Your task => Reproduce the records below with every "text-line" swapped for "line-of-text" and nothing else altered. Omit the pictures from your answer.

Element and region listings =>
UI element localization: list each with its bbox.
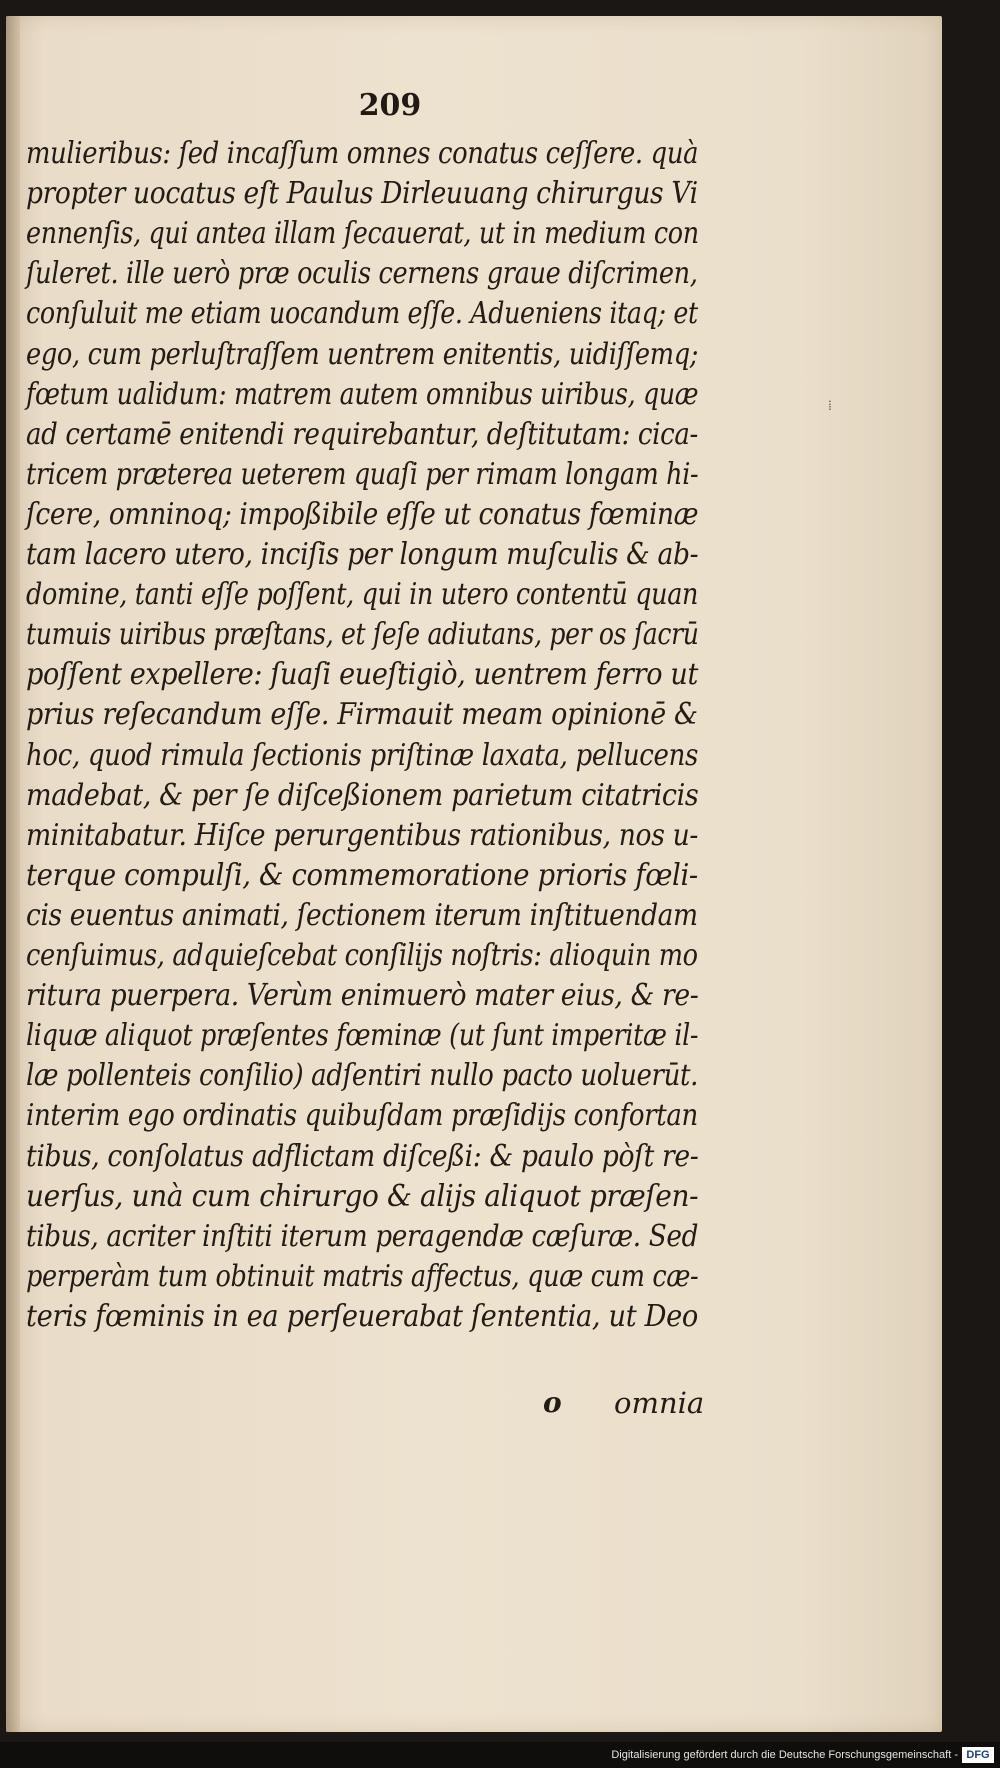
text-line: terque compulſi, & commemoratione prioris fœli- [26, 857, 698, 892]
text-line: tibus, conſolatus adflictam diſceßi: & paulo pòſt re- [26, 1138, 699, 1173]
text-line: conſuluit me etiam uocandum eſſe. Adueniens itaq; et [26, 296, 698, 331]
catchword: omnia [614, 1386, 705, 1420]
text-line: propter uocatus eſt Paulus Dirleuuang chirurgus Vi [26, 176, 698, 211]
page-gutter-shadow [6, 16, 20, 1732]
dfg-logo: DFG [962, 1747, 994, 1763]
text-line: ſcere, omninoq; impoßibile eſſe ut conatus fœminæ [26, 496, 699, 531]
text-line: læ pollenteis conſilio) adſentiri nullo pacto uoluerūt. [26, 1058, 699, 1093]
text-line: tibus, acriter inſtiti iterum peragendæ cæſuræ. Sed [26, 1218, 699, 1253]
text-line: cis euentus animati, ſectionem iterum inſtituendam [26, 897, 698, 932]
text-line: mulieribus: ſed incaſſum omnes conatus ceſſere. quà [26, 136, 699, 170]
text-line: fœtum ualidum: matrem autem omnibus uiribus, quæ [26, 376, 699, 411]
text-line: poſſent expellere: ſuaſi eueſtigiò, uentrem ferro ut [26, 657, 698, 692]
text-line: ad certamē enitendi requirebantur, deſtitutam: cica- [26, 416, 698, 451]
text-line: uerſus, unà cum chirurgo & alijs aliquot præſen- [26, 1178, 699, 1213]
text-line: hoc, quod rimula ſectionis priſtinæ laxata, pellucens [26, 737, 699, 772]
text-line: tam lacero utero, inciſis per longum muſculis & ab- [26, 537, 699, 571]
text-line: tumuis uiribus præſtans, et ſeſe adiutans, per os ſacrū [26, 617, 699, 652]
text-line: ſuleret. ille uerò præ oculis cernens graue diſcrimen, [26, 256, 698, 291]
text-line: madebat, & per ſe diſceßionem parietum citatricis [26, 777, 699, 812]
text-line: minitabatur. Hiſce perurgentibus rationibus, nos u- [26, 817, 699, 852]
text-line: tricem præterea ueterem quaſi per rimam longam hi- [26, 456, 699, 491]
text-line: perperàm tum obtinuit matris affectus, quæ cum cæ- [26, 1258, 699, 1293]
text-line: interim ego ordinatis quibuſdam præſidijs confortan [26, 1098, 698, 1133]
text-line: ennenſis, qui antea illam ſecauerat, ut in medium con [26, 216, 699, 251]
margin-marks: ⁞ [828, 398, 832, 414]
text-line: prius reſecandum eſſe. Firmauit meam opinionē & [26, 697, 698, 732]
text-line: domine, tanti eſſe poſſent, qui in utero contentū quan [26, 577, 699, 612]
text-line: liquæ aliquot præſentes fœminæ (ut ſunt imperitæ il- [26, 1018, 699, 1053]
digitization-credit: Digitalisierung gefördert durch die Deutsche Forschungsgemeinschaft - [611, 1749, 958, 1761]
signature-mark: o [543, 1386, 562, 1419]
text-line: teris fœminis in ea perſeuerabat ſententia, ut Deo [26, 1298, 698, 1333]
text-line: ego, cum perluſtraſſem uentrem enitentis, uidiſſemq; [26, 336, 699, 371]
page-number: 209 [358, 88, 422, 123]
text-line: cenſuimus, adquieſcebat conſilijs noſtris: alioquin mo [26, 938, 698, 972]
text-line: ritura puerpera. Verùm enimuerò mater eius, & re- [26, 978, 699, 1013]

Answer to this task =>
UI element localization: list each with its bbox.
line-of-text: terque compulſi, & commemoratione prioris fœli- [26, 857, 698, 892]
line-of-text: tibus, conſolatus adflictam diſceßi: & paulo pòſt re- [26, 1138, 699, 1173]
line-of-text: conſuluit me etiam uocandum eſſe. Adueniens itaq; et [26, 296, 698, 331]
catchword: omnia [614, 1386, 705, 1420]
line-of-text: propter uocatus eſt Paulus Dirleuuang chirurgus Vi [26, 176, 698, 211]
page-gutter-shadow [6, 16, 20, 1732]
dfg-logo: DFG [962, 1747, 994, 1763]
line-of-text: ſcere, omninoq; impoßibile eſſe ut conatus fœminæ [26, 496, 699, 531]
line-of-text: læ pollenteis conſilio) adſentiri nullo pacto uoluerūt. [26, 1058, 699, 1093]
line-of-text: tibus, acriter inſtiti iterum peragendæ cæſuræ. Sed [26, 1218, 699, 1253]
line-of-text: cis euentus animati, ſectionem iterum inſtituendam [26, 897, 698, 932]
line-of-text: mulieribus: ſed incaſſum omnes conatus ceſſere. quà [26, 136, 699, 170]
line-of-text: fœtum ualidum: matrem autem omnibus uiribus, quæ [26, 376, 699, 411]
line-of-text: poſſent expellere: ſuaſi eueſtigiò, uentrem ferro ut [26, 657, 698, 692]
line-of-text: ad certamē enitendi requirebantur, deſtitutam: cica- [26, 416, 698, 451]
line-of-text: uerſus, unà cum chirurgo & alijs aliquot præſen- [26, 1178, 699, 1213]
line-of-text: hoc, quod rimula ſectionis priſtinæ laxata, pellucens [26, 737, 699, 772]
line-of-text: tam lacero utero, inciſis per longum muſculis & ab- [26, 537, 699, 571]
line-of-text: tumuis uiribus præſtans, et ſeſe adiutans, per os ſacrū [26, 617, 699, 652]
line-of-text: ſuleret. ille uerò præ oculis cernens graue diſcrimen, [26, 256, 698, 291]
line-of-text: madebat, & per ſe diſceßionem parietum citatricis [26, 777, 699, 812]
line-of-text: minitabatur. Hiſce perurgentibus rationibus, nos u- [26, 817, 699, 852]
line-of-text: tricem præterea ueterem quaſi per rimam longam hi- [26, 456, 699, 491]
line-of-text: perperàm tum obtinuit matris affectus, quæ cum cæ- [26, 1258, 699, 1293]
line-of-text: interim ego ordinatis quibuſdam præſidijs confortan [26, 1098, 698, 1133]
line-of-text: ennenſis, qui antea illam ſecauerat, ut in medium con [26, 216, 699, 251]
margin-marks: ⁞ [828, 398, 832, 414]
line-of-text: prius reſecandum eſſe. Firmauit meam opinionē & [26, 697, 698, 732]
line-of-text: domine, tanti eſſe poſſent, qui in utero contentū quan [26, 577, 699, 612]
line-of-text: liquæ aliquot præſentes fœminæ (ut ſunt imperitæ il- [26, 1018, 699, 1053]
digitization-credit: Digitalisierung gefördert durch die Deutsche Forschungsgemeinschaft - [611, 1749, 958, 1761]
signature-mark: o [543, 1386, 562, 1419]
line-of-text: teris fœminis in ea perſeuerabat ſententia, ut Deo [26, 1298, 698, 1333]
line-of-text: ego, cum perluſtraſſem uentrem enitentis, uidiſſemq; [26, 336, 699, 371]
page-number: 209 [358, 88, 422, 123]
line-of-text: cenſuimus, adquieſcebat conſilijs noſtris: alioquin mo [26, 938, 698, 972]
line-of-text: ritura puerpera. Verùm enimuerò mater eius, & re- [26, 978, 699, 1013]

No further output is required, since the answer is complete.